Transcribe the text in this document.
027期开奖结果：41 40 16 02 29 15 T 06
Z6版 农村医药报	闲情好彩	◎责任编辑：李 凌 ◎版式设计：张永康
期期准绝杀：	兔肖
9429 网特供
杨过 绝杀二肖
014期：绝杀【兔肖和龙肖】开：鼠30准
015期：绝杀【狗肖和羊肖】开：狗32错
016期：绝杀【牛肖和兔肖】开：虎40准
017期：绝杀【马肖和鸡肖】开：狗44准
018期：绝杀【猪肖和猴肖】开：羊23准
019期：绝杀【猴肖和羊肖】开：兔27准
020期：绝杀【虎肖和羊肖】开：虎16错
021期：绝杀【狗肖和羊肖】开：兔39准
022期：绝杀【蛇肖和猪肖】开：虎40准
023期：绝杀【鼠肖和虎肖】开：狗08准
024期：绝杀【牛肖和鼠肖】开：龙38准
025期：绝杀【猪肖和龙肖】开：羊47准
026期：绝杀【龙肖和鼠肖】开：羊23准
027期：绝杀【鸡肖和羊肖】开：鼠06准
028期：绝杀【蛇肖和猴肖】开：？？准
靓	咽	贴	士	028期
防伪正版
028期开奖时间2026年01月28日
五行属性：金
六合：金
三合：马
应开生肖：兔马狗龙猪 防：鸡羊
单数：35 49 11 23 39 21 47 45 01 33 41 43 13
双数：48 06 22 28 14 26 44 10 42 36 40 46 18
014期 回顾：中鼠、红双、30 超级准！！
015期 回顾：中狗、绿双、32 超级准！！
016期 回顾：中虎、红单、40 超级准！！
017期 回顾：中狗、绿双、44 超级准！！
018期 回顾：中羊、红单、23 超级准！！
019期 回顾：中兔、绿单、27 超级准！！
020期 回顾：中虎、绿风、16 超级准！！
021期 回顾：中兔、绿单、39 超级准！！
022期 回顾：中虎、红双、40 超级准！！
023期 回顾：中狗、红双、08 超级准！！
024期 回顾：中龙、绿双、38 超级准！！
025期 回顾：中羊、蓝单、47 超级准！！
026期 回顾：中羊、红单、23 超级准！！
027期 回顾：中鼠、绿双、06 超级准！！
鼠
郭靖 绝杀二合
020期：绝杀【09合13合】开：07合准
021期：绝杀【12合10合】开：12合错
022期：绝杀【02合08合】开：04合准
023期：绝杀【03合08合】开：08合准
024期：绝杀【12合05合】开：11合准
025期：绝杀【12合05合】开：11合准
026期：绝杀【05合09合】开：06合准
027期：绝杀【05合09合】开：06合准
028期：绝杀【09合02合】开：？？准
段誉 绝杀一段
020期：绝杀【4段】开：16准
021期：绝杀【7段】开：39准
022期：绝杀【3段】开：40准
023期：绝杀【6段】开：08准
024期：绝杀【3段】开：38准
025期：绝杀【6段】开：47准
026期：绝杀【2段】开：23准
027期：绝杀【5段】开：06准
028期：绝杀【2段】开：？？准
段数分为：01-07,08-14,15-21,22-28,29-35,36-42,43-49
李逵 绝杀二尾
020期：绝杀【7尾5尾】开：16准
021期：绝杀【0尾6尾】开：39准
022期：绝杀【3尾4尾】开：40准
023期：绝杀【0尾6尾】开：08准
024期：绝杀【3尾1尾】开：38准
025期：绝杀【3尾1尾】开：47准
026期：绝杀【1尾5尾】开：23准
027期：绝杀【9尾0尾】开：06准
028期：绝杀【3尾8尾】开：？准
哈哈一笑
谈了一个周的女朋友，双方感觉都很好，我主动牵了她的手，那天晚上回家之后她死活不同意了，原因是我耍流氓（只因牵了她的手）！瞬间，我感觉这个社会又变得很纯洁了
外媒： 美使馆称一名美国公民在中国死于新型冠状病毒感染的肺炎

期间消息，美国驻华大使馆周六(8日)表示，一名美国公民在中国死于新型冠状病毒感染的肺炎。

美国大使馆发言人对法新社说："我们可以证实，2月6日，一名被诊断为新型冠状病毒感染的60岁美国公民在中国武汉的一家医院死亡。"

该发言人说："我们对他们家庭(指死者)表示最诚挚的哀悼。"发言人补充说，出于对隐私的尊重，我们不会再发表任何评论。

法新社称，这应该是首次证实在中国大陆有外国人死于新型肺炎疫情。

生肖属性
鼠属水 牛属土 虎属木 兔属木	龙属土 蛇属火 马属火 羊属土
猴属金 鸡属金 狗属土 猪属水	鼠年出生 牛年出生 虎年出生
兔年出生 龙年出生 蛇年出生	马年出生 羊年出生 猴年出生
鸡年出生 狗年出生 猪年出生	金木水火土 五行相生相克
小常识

### [EXERCISE OBJECTIVE]
Write out all of the records above exactly as they appear.

### [ANSWER IN FULL]
Transcribe the text in this document.
027期开奖结果：41 40 16 02 29 15 T 06
Z6版 农村医药报	闲情好彩	◎责任编辑：李 凌 ◎版式设计：张永康
期期准绝杀：	兔肖
9429 网特供
杨过 绝杀二肖
014期：绝杀【兔肖和龙肖】开：鼠30准
015期：绝杀【狗肖和羊肖】开：狗32错
016期：绝杀【牛肖和兔肖】开：虎40准
017期：绝杀【马肖和鸡肖】开：狗44准
018期：绝杀【猪肖和猴肖】开：羊23准
019期：绝杀【猴肖和羊肖】开：兔27准
020期：绝杀【虎肖和羊肖】开：虎16错
021期：绝杀【狗肖和羊肖】开：兔39准
022期：绝杀【蛇肖和猪肖】开：虎40准
023期：绝杀【鼠肖和虎肖】开：狗08准
024期：绝杀【牛肖和鼠肖】开：龙38准
025期：绝杀【猪肖和龙肖】开：羊47准
026期：绝杀【龙肖和鼠肖】开：羊23准
027期：绝杀【鸡肖和羊肖】开：鼠06准
028期：绝杀【蛇肖和猴肖】开：？？准
靓	咽	贴	士	028期
防伪正版
028期开奖时间2026年01月28日
五行属性：金
六合：金
三合：马
应开生肖：兔马狗龙猪 防：鸡羊
单数：35 49 11 23 39 21 47 45 01 33 41 43 13
双数：48 06 22 28 14 26 44 10 42 36 40 46 18
014期 回顾：中鼠、红双、30 超级准！！
015期 回顾：中狗、绿双、32 超级准！！
016期 回顾：中虎、红单、40 超级准！！
017期 回顾：中狗、绿双、44 超级准！！
018期 回顾：中羊、红单、23 超级准！！
019期 回顾：中兔、绿单、27 超级准！！
020期 回顾：中虎、绿风、16 超级准！！
021期 回顾：中兔、绿单、39 超级准！！
022期 回顾：中虎、红双、40 超级准！！
023期 回顾：中狗、红双、08 超级准！！
024期 回顾：中龙、绿双、38 超级准！！
025期 回顾：中羊、蓝单、47 超级准！！
026期 回顾：中羊、红单、23 超级准！！
027期 回顾：中鼠、绿双、06 超级准！！
鼠
郭靖 绝杀二合
020期：绝杀【09合13合】开：07合准
021期：绝杀【12合10合】开：12合错
022期：绝杀【02合08合】开：04合准
023期：绝杀【03合08合】开：08合准
024期：绝杀【12合05合】开：11合准
025期：绝杀【12合05合】开：11合准
026期：绝杀【05合09合】开：06合准
027期：绝杀【05合09合】开：06合准
028期：绝杀【09合02合】开：？？准
段誉 绝杀一段
020期：绝杀【4段】开：16准
021期：绝杀【7段】开：39准
022期：绝杀【3段】开：40准
023期：绝杀【6段】开：08准
024期：绝杀【3段】开：38准
025期：绝杀【6段】开：47准
026期：绝杀【2段】开：23准
027期：绝杀【5段】开：06准
028期：绝杀【2段】开：？？准
段数分为：01-07,08-14,15-21,22-28,29-35,36-42,43-49
李逵 绝杀二尾
020期：绝杀【7尾5尾】开：16准
021期：绝杀【0尾6尾】开：39准
022期：绝杀【3尾4尾】开：40准
023期：绝杀【0尾6尾】开：08准
024期：绝杀【3尾1尾】开：38准
025期：绝杀【3尾1尾】开：47准
026期：绝杀【1尾5尾】开：23准
027期：绝杀【9尾0尾】开：06准
028期：绝杀【3尾8尾】开：？准
哈哈一笑
谈了一个周的女朋友，双方感觉都很好，我主动牵了她的手，那天晚上回家之后她死活不同意了，原因是我耍流氓（只因牵了她的手）！瞬间，我感觉这个社会又变得很纯洁了
外媒： 美使馆称一名美国公民在中国死于新型冠状病毒感染的肺炎

期间消息，美国驻华大使馆周六(8日)表示，一名美国公民在中国死于新型冠状病毒感染的肺炎。

美国大使馆发言人对法新社说："我们可以证实，2月6日，一名被诊断为新型冠状病毒感染的60岁美国公民在中国武汉的一家医院死亡。"

该发言人说："我们对他们家庭(指死者)表示最诚挚的哀悼。"发言人补充说，出于对隐私的尊重，我们不会再发表任何评论。

法新社称，这应该是首次证实在中国大陆有外国人死于新型肺炎疫情。

生肖属性
鼠属水 牛属土 虎属木 兔属木	龙属土 蛇属火 马属火 羊属土
猴属金 鸡属金 狗属土 猪属水	鼠年出生 牛年出生 虎年出生
兔年出生 龙年出生 蛇年出生	马年出生 羊年出生 猴年出生
鸡年出生 狗年出生 猪年出生	金木水火土 五行相生相克
小常识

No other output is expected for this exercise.